▶ [Task details] Images embedded in the records are excluded; print everything else exactly as given.

▶ [Stored items]
+++
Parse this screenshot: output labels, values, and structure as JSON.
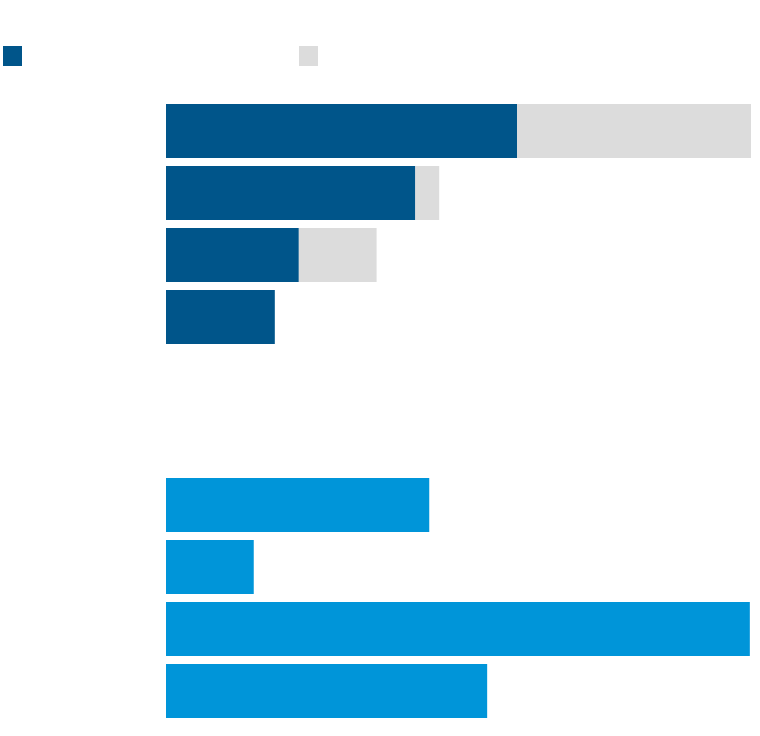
{
  "chart_data": [
    {
      "type": "stacked_bar",
      "orientation": "horizontal",
      "categories": [
        null,
        null,
        null,
        null
      ],
      "series": [
        {
          "name": null,
          "color": "#00558a",
          "values": [
            60,
            42.6,
            22.7,
            18.6
          ]
        },
        {
          "name": null,
          "color": "#dcdcdc",
          "values": [
            40,
            4.1,
            13.3,
            0
          ]
        }
      ],
      "xlim": [
        0,
        100
      ],
      "legend": "top-left"
    },
    {
      "type": "bar",
      "orientation": "horizontal",
      "categories": [
        null,
        null,
        null,
        null
      ],
      "values": [
        45,
        15,
        99.8,
        54.9
      ],
      "color": "#0095d9",
      "xlim": [
        0,
        100
      ]
    }
  ]
}
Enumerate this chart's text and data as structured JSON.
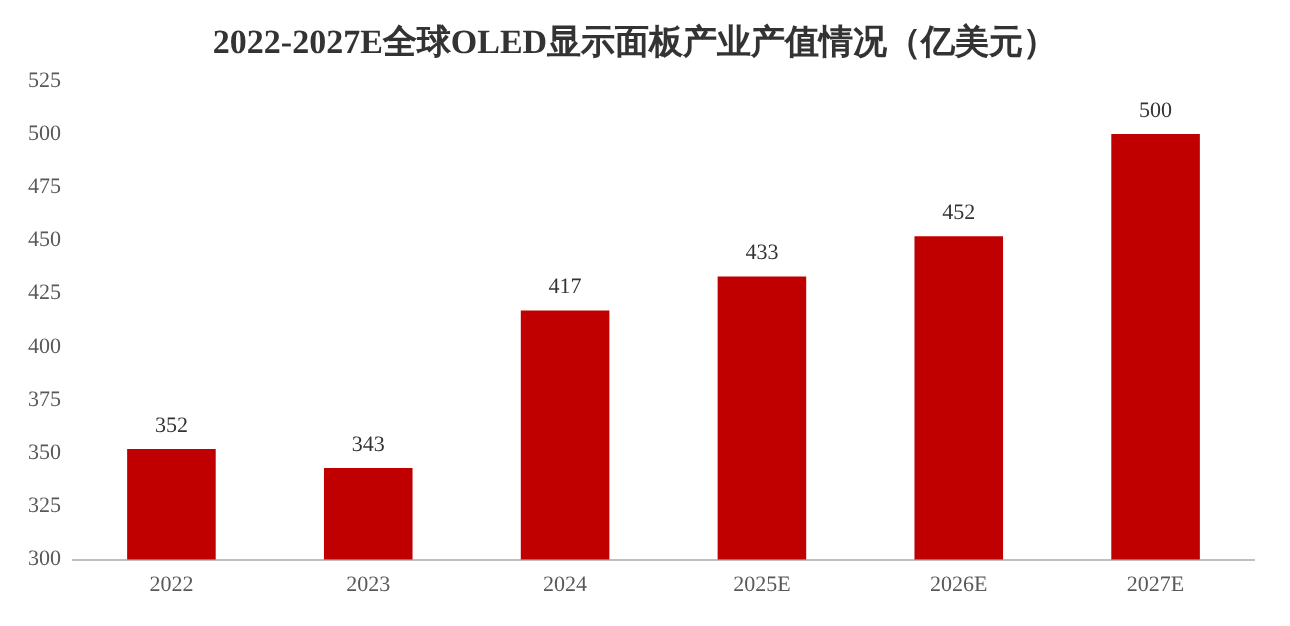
{
  "chart_data": {
    "type": "bar",
    "title": "2022-2027E全球OLED显示面板产业产值情况（亿美元）",
    "categories": [
      "2022",
      "2023",
      "2024",
      "2025E",
      "2026E",
      "2027E"
    ],
    "values": [
      352,
      343,
      417,
      433,
      452,
      500
    ],
    "color": "#c00000",
    "ylim": [
      300,
      525
    ],
    "yticks": [
      300,
      325,
      350,
      375,
      400,
      425,
      450,
      475,
      500,
      525
    ],
    "grid": false,
    "data_labels": true
  }
}
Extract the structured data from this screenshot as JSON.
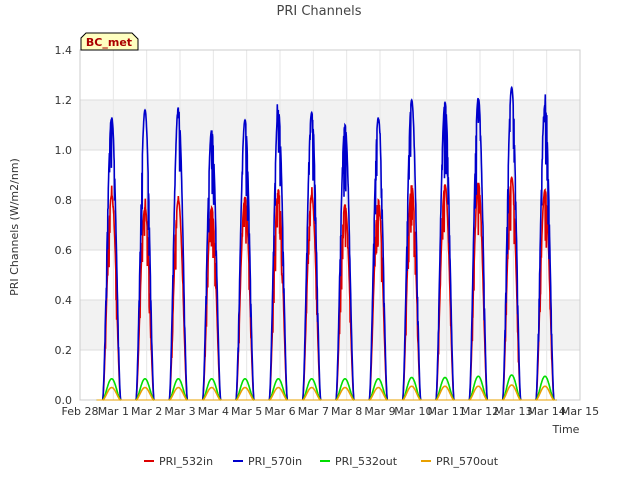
+++
▶ [Task result]
Parse this screenshot: output labels, values, and structure as JSON.
{
  "chart_data": [
    {
      "type": "stacked_bar",
      "orientation": "horizontal",
      "categories": [
        null,
        null,
        null,
        null
      ],
      "series": [
        {
          "name": null,
          "color": "#00558a",
          "values": [
            60,
            42.6,
            22.7,
            18.6
          ]
        },
        {
          "name": null,
          "color": "#dcdcdc",
          "values": [
            40,
            4.1,
            13.3,
            0
          ]
        }
      ],
      "xlim": [
        0,
        100
      ],
      "legend": "top-left"
    },
    {
      "type": "bar",
      "orientation": "horizontal",
      "categories": [
        null,
        null,
        null,
        null
      ],
      "values": [
        45,
        15,
        99.8,
        54.9
      ],
      "color": "#0095d9",
      "xlim": [
        0,
        100
      ]
    }
  ]
}
Enumerate this chart's text and data as structured JSON.
{
  "chart_data": {
    "type": "bar",
    "title": "2022-2027E全球OLED显示面板产业产值情况（亿美元）",
    "categories": [
      "2022",
      "2023",
      "2024",
      "2025E",
      "2026E",
      "2027E"
    ],
    "values": [
      352,
      343,
      417,
      433,
      452,
      500
    ],
    "color": "#c00000",
    "ylim": [
      300,
      525
    ],
    "yticks": [
      300,
      325,
      350,
      375,
      400,
      425,
      450,
      475,
      500,
      525
    ],
    "grid": false,
    "data_labels": true
  }
}
Extract the structured data from this screenshot as JSON.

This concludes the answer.